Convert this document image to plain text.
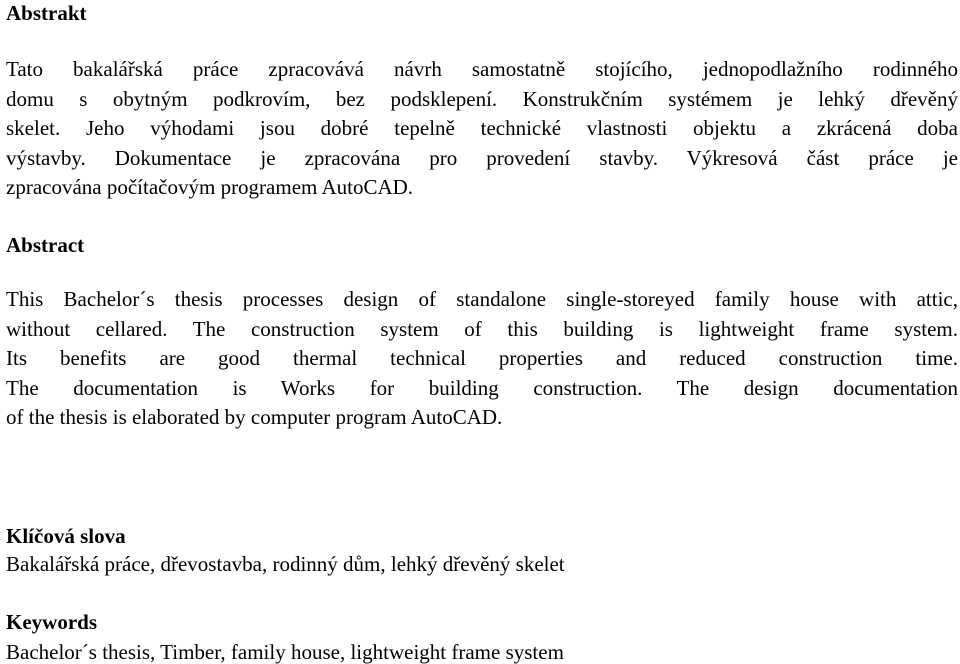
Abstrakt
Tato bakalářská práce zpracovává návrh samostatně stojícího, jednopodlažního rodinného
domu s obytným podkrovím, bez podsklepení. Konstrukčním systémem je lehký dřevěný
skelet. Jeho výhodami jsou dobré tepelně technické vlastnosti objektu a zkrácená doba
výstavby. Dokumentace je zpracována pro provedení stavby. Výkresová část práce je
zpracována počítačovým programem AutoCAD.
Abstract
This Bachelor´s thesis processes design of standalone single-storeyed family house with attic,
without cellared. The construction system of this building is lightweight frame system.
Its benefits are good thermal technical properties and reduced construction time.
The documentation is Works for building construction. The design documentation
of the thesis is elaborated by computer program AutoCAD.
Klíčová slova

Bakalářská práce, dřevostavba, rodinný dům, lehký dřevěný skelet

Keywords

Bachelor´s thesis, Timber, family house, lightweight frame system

◆ ◆ ◆ ◆

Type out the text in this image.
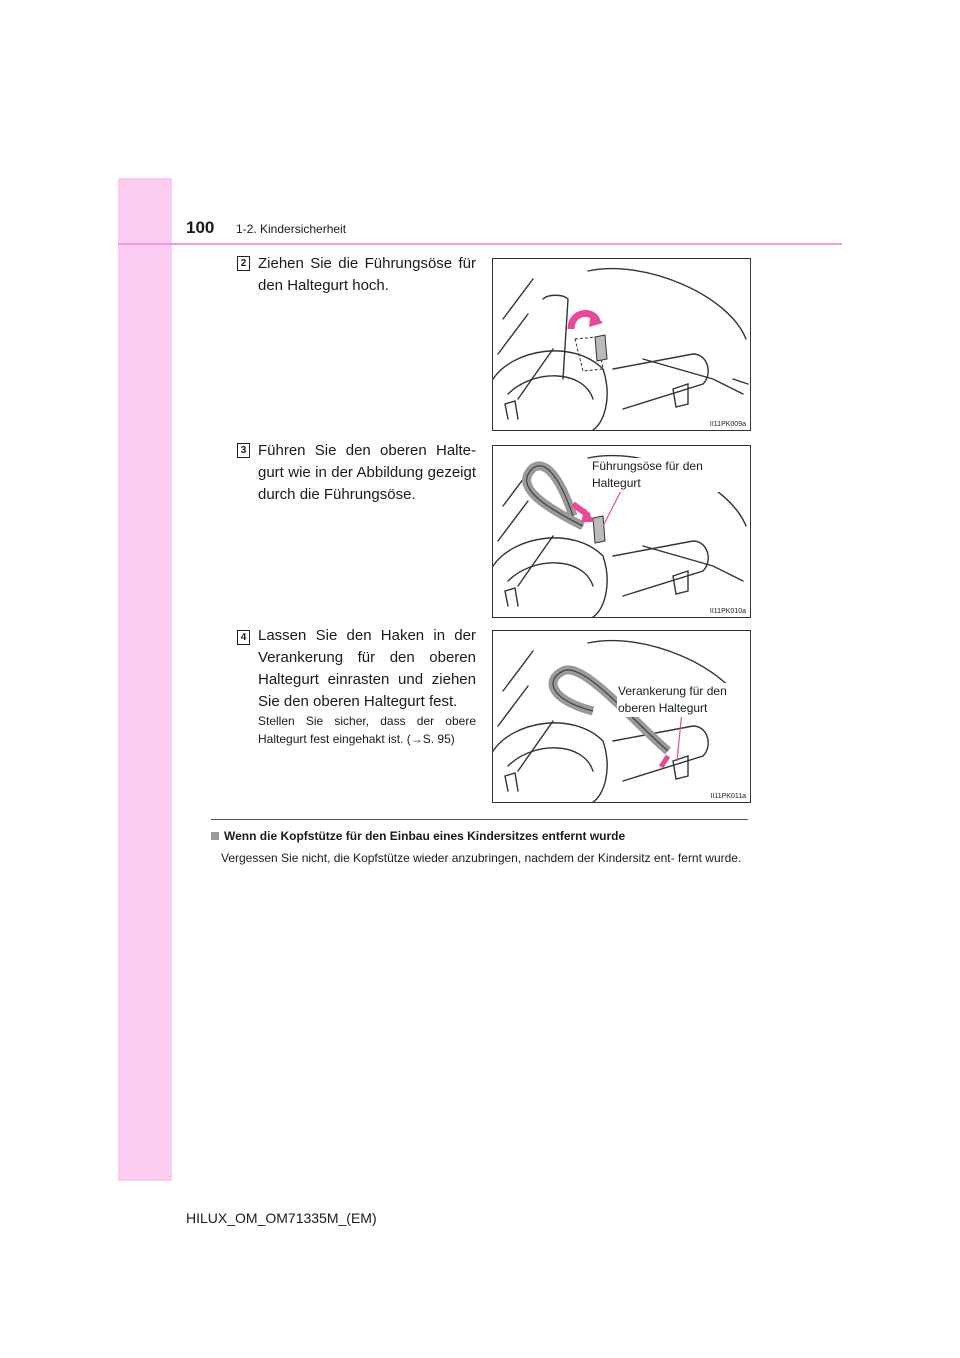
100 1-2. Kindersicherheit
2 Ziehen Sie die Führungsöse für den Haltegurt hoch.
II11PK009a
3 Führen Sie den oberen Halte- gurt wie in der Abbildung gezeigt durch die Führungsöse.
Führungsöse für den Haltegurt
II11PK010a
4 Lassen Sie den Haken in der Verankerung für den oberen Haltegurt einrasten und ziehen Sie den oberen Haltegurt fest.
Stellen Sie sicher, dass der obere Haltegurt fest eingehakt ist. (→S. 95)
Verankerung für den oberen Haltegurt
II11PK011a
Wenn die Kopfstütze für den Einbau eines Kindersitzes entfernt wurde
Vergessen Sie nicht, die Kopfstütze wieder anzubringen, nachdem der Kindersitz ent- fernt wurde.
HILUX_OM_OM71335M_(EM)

◆ ◆ ◆ ◆

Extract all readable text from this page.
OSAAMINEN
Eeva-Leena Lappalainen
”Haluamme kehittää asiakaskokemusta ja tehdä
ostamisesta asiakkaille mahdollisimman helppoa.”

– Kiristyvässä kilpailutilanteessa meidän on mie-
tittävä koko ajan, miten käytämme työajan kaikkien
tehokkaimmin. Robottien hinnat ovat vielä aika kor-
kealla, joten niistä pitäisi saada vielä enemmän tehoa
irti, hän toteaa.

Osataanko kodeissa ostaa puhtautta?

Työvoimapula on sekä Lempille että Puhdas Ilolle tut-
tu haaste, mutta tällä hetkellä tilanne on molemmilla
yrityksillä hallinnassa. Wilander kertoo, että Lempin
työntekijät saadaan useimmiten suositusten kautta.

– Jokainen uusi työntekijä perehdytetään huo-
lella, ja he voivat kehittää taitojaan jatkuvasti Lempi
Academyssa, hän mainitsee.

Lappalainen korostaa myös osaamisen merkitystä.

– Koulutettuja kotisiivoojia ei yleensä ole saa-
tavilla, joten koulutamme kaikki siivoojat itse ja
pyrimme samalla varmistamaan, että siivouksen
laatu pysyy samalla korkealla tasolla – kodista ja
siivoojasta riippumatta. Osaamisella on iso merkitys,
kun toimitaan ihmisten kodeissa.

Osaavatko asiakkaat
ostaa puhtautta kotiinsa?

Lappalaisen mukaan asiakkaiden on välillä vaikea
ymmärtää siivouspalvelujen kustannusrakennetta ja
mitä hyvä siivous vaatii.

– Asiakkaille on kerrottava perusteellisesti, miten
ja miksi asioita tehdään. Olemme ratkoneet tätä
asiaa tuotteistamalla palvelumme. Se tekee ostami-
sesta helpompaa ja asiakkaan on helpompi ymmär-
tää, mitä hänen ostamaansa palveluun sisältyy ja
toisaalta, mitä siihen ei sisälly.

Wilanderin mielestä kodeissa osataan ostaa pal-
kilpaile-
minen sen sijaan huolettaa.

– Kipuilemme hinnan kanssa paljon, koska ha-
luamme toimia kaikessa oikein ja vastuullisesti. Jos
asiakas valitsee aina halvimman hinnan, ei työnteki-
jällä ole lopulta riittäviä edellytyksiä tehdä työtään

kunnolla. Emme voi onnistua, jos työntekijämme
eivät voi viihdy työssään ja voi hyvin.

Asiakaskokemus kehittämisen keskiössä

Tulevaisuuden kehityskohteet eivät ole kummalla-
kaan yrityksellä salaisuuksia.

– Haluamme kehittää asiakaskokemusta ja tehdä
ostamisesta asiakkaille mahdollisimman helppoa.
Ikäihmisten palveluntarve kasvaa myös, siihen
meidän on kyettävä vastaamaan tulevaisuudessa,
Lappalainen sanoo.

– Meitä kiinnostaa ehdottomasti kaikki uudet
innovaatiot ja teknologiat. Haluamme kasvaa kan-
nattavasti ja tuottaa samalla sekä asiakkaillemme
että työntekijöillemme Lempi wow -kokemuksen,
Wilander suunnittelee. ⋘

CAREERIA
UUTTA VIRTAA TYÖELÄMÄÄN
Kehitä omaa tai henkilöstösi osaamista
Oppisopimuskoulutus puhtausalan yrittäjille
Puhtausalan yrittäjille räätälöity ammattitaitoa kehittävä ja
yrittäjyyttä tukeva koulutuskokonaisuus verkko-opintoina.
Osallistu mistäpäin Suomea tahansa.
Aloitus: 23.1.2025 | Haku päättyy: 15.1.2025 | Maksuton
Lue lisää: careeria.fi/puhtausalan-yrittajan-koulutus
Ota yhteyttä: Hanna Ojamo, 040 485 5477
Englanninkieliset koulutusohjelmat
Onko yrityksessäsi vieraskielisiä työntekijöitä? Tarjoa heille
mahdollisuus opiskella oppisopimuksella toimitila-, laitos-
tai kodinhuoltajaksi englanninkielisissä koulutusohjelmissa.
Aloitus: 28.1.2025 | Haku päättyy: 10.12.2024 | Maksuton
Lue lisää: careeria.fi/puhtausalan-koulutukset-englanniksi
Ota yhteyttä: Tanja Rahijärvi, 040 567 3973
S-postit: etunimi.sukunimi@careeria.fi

◆ ◆ ◆ ◆

Exercise goal » Find the word "kehittää" in the material, then list each line that holds it.

Reply »
”Haluamme kehittää asiakaskokemusta ja tehdä
lella, ja he voivat kehittää taitojaan jatkuvasti Lempi
– Haluamme kehittää asiakaskokemusta ja tehdä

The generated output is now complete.